Work instructions: Search the data for the string "authors" and extract every line where it appears.

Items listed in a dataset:
_____

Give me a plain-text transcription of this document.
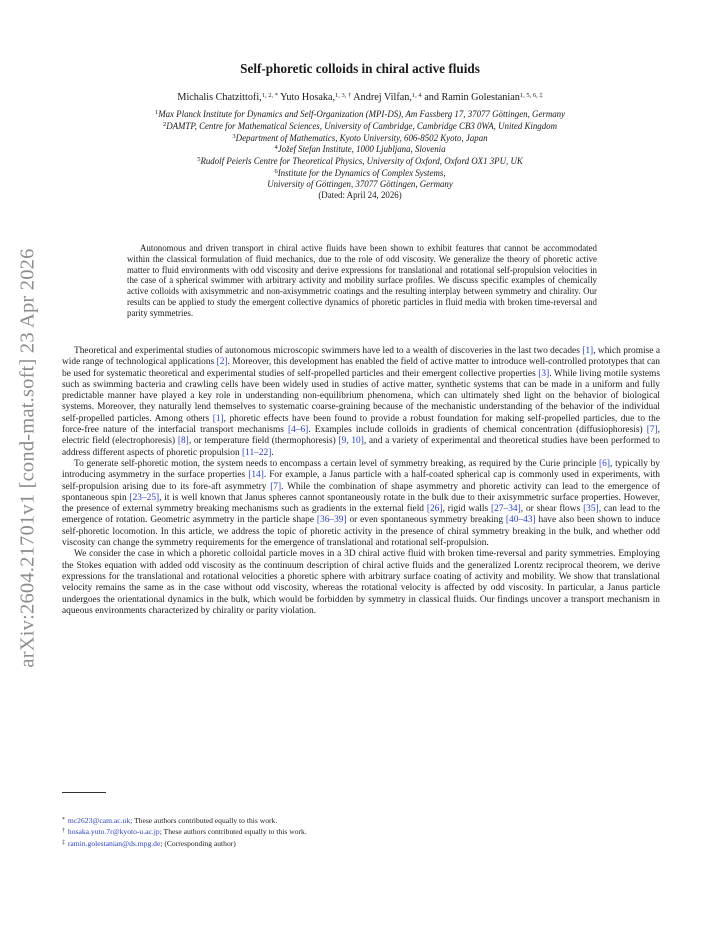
arXiv:2604.21701v1 [cond-mat.soft] 23 Apr 2026
Self-phoretic colloids in chiral active fluids
Michalis Chatzittofi,$^{1, 2, *}$ Yuto Hosaka,$^{1, 3, \dagger}$ Andrej Vilfan,$^{1, 4}$ and Ramin Golestanian$^{1, 5, 6, \ddagger}$
$^1$Max Planck Institute for Dynamics and Self-Organization (MPI-DS), Am Fassberg 17, 37077 Göttingen, Germany
$^2$DAMTP, Centre for Mathematical Sciences, University of Cambridge, Cambridge CB3 0WA, United Kingdom
$^3$Department of Mathematics, Kyoto University, 606-8502 Kyoto, Japan
$^4$Jožef Stefan Institute, 1000 Ljubljana, Slovenia
$^5$Rudolf Peierls Centre for Theoretical Physics, University of Oxford, Oxford OX1 3PU, UK
$^6$Institute for the Dynamics of Complex Systems,
University of Göttingen, 37077 Göttingen, Germany
(Dated: April 24, 2026)
Autonomous and driven transport in chiral active fluids have been shown to exhibit features that cannot be accommodated within the classical formulation of fluid mechanics, due to the role of odd viscosity. We generalize the theory of phoretic active matter to fluid environments with odd viscosity and derive expressions for translational and rotational self-propulsion velocities in the case of a spherical swimmer with arbitrary activity and mobility surface profiles. We discuss specific examples of chemically active colloids with axisymmetric and non-axisymmetric coatings and the resulting interplay between symmetry and chirality. Our results can be applied to study the emergent collective dynamics of phoretic particles in fluid media with broken time-reversal and parity symmetries.

Theoretical and experimental studies of autonomous microscopic swimmers have led to a wealth of discoveries in the last two decades [1], which promise a wide range of technological applications [2]. Moreover, this development has enabled the field of active matter to introduce well-controlled prototypes that can be used for systematic theoretical and experimental studies of self-propelled particles and their emergent collective properties [3]. While living motile systems such as swimming bacteria and crawling cells have been widely used in studies of active matter, synthetic systems that can be made in a uniform and fully predictable manner have played a key role in understanding non-equilibrium phenomena, which can ultimately shed light on the behavior of biological systems. Moreover, they naturally lend themselves to systematic coarse-graining because of the mechanistic understanding of the behavior of the individual self-propelled particles. Among others [1], phoretic effects have been found to provide a robust foundation for making self-propelled particles, due to the force-free nature of the interfacial transport mechanisms [4–6]. Examples include colloids in gradients of chemical concentration (diffusiophoresis) [7], electric field (electrophoresis) [8], or temperature field (thermophoresis) [9, 10], and a variety of experimental and theoretical studies have been performed to address different aspects of phoretic propulsion [11–22].

To generate self-phoretic motion, the system needs to encompass a certain level of symmetry breaking, as required by the Curie principle [6], typically by introducing asymmetry in the surface properties [14]. For example, a Janus particle with a half-coated spherical cap is commonly used in experiments, with self-propulsion arising due to its fore-aft asymmetry [7]. While the combination of shape asymmetry and phoretic activity can lead to the emergence of spontaneous spin [23–25], it is well known that Janus spheres cannot spontaneously rotate in the bulk due to their axisymmetric surface properties. However, the presence of external symmetry breaking mechanisms such as gradients in the external field [26], rigid walls [27–34], or shear flows [35], can lead to the emergence of rotation. Geometric asymmetry in the particle shape [36–39] or even spontaneous symmetry breaking [40–43] have also been shown to induce self-phoretic locomotion. In this article, we address the topic of phoretic activity in the presence of chiral symmetry breaking in the bulk, and whether odd viscosity can change the symmetry requirements for the emergence of translational and rotational self-propulsion.

We consider the case in which a phoretic colloidal particle moves in a 3D chiral active fluid with broken time-reversal and parity symmetries. Employing the Stokes equation with added odd viscosity as the continuum description of chiral active fluids and the generalized Lorentz reciprocal theorem, we derive expressions for the translational and rotational velocities a phoretic sphere with arbitrary surface coating of activity and mobility. We show that translational velocity remains the same as in the case without odd viscosity, whereas the rotational velocity is affected by odd viscosity. In particular, a Janus particle undergoes the orientational dynamics in the bulk, which would be forbidden by symmetry in classical fluids. Our findings uncover a transport mechanism in aqueous environments characterized by chirality or parity violation.

* mc2623@cam.ac.uk; These authors contributed equally to this work.
† hosaka.yuto.7r@kyoto-u.ac.jp; These authors contributed equally to this work.
‡ ramin.golestanian@ds.mpg.de; (Corresponding author)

_____

Response below:
* mc2623@cam.ac.uk; These authors contributed equally to this work.
† hosaka.yuto.7r@kyoto-u.ac.jp; These authors contributed equally to this work.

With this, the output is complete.